**Work to do**: Copy out each line that has "expected" in it.

(Collected data entries)
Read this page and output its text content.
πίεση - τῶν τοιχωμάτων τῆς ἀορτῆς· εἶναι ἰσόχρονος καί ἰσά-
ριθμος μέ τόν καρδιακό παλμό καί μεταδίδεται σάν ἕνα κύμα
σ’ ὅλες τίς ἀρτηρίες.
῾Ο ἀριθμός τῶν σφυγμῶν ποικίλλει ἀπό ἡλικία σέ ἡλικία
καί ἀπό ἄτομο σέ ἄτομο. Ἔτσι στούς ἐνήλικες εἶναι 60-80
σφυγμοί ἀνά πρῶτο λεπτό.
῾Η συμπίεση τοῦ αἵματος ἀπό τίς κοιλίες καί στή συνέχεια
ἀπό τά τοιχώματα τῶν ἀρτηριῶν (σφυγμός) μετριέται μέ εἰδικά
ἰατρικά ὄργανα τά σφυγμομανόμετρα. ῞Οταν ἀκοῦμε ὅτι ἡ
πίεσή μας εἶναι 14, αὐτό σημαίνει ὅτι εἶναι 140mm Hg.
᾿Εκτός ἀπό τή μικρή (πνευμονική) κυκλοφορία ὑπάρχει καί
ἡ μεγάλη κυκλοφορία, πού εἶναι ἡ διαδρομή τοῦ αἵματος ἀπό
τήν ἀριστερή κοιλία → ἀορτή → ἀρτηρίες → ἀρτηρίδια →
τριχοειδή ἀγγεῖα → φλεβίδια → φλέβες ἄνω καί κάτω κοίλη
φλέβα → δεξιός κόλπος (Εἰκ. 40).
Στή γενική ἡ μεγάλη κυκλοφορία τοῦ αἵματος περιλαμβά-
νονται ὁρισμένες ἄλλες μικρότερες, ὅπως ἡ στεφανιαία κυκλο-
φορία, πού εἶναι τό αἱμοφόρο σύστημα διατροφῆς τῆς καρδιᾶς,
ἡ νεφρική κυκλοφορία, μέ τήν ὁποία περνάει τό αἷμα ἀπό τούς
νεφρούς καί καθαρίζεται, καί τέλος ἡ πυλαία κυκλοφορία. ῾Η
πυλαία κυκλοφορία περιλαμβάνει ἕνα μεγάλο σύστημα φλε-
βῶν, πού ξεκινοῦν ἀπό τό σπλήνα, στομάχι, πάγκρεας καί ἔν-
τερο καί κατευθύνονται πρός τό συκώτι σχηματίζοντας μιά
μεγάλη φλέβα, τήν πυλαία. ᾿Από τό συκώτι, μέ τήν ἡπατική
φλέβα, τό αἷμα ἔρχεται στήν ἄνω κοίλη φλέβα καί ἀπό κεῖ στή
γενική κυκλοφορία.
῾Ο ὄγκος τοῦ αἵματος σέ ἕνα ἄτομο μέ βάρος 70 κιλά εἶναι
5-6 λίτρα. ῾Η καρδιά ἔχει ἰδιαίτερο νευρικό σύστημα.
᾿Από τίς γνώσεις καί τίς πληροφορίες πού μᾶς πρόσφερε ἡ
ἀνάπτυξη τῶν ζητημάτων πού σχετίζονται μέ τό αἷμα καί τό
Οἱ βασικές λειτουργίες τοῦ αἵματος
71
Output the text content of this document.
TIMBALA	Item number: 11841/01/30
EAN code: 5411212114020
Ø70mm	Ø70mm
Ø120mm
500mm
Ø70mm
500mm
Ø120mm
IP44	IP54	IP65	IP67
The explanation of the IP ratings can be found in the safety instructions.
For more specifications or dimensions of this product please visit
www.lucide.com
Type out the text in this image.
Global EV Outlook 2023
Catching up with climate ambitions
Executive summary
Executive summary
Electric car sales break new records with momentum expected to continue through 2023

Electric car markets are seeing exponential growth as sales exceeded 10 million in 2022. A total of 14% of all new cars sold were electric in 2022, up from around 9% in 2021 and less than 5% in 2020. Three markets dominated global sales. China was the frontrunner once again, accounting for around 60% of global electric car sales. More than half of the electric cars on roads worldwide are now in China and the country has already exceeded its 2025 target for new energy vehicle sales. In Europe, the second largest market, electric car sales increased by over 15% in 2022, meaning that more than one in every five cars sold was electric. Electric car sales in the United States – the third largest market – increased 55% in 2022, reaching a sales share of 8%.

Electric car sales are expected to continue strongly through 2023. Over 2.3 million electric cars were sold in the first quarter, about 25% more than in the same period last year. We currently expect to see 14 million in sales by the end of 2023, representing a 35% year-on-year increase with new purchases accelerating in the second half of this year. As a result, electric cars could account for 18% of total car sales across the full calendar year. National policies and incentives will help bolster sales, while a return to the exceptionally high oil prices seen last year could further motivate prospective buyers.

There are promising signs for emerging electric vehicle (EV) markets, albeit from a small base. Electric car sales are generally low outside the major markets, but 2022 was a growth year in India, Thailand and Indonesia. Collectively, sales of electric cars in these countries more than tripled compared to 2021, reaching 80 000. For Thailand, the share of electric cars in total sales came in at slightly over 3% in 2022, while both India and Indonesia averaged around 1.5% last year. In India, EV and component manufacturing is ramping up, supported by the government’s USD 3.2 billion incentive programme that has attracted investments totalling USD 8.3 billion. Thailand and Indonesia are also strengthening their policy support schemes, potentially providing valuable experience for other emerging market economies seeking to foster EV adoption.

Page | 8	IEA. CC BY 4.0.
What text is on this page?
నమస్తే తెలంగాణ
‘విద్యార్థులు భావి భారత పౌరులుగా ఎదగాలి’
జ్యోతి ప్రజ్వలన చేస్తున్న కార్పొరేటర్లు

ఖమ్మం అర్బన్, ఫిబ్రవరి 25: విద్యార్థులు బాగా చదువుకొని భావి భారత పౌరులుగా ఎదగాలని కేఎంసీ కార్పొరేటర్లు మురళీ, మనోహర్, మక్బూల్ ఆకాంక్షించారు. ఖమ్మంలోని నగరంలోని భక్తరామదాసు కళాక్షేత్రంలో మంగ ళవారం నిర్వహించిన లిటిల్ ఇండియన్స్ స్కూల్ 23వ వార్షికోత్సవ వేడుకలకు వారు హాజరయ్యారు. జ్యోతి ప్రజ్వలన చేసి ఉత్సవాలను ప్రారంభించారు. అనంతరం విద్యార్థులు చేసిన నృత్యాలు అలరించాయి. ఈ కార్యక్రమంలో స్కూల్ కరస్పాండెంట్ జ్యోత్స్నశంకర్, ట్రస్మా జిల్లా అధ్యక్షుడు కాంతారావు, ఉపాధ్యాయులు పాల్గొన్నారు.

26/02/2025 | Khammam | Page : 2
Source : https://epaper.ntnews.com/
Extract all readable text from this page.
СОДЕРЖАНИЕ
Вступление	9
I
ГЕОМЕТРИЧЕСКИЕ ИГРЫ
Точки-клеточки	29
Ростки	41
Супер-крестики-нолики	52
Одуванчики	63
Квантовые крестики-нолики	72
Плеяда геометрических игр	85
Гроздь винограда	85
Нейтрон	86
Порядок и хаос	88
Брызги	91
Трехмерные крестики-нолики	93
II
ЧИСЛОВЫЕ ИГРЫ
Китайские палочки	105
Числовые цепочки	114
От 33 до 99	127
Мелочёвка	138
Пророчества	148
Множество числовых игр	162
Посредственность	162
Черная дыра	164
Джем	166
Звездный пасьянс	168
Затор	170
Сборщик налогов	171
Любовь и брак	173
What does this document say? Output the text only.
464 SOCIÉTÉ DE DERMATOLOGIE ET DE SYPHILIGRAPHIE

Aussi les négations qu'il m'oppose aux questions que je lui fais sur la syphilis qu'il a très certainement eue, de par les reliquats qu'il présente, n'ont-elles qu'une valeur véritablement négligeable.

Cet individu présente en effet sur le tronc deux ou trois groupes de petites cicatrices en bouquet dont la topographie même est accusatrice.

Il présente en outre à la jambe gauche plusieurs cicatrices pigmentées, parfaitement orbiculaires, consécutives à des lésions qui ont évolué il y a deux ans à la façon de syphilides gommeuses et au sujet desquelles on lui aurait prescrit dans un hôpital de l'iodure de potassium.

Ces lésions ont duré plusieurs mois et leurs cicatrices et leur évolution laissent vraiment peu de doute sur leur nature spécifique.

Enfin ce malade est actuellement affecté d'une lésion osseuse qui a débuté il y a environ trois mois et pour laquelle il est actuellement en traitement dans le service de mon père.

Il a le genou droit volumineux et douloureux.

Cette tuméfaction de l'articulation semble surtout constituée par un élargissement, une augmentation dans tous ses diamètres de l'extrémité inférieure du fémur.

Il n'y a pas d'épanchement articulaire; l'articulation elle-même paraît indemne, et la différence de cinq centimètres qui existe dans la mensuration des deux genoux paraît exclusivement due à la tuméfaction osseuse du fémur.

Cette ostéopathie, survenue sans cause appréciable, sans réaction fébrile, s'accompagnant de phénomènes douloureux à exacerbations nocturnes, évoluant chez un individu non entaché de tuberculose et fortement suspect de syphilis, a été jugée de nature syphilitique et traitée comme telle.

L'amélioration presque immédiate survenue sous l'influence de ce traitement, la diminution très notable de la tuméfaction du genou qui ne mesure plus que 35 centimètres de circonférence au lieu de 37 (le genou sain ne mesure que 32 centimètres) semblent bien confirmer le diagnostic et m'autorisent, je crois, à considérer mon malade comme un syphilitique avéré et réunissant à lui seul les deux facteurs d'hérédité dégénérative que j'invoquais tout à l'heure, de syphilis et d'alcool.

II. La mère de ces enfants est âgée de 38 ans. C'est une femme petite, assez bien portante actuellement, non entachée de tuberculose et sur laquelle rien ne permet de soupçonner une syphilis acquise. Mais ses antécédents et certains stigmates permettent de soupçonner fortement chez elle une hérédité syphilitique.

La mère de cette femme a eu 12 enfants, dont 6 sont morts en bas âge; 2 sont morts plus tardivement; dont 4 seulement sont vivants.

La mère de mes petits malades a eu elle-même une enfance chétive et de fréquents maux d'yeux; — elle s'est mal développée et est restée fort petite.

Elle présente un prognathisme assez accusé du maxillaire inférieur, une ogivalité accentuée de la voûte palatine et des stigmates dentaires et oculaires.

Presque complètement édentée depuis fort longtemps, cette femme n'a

**Task result**:
Electric car sales break new records with momentum expected to continue through 2023
Electric car sales are expected to continue strongly through 2023. Over 2.3 million electric cars were sold in the first quarter, about 25% more than in the same period last year. We currently expect to see 14 million in sales by the end of 2023, representing a 35% year-on-year increase with new purchases accelerating in the second half of this year. As a result, electric cars could account for 18% of total car sales across the full calendar year. National policies and incentives will help bolster sales, while a return to the exceptionally high oil prices seen last year could further motivate prospective buyers.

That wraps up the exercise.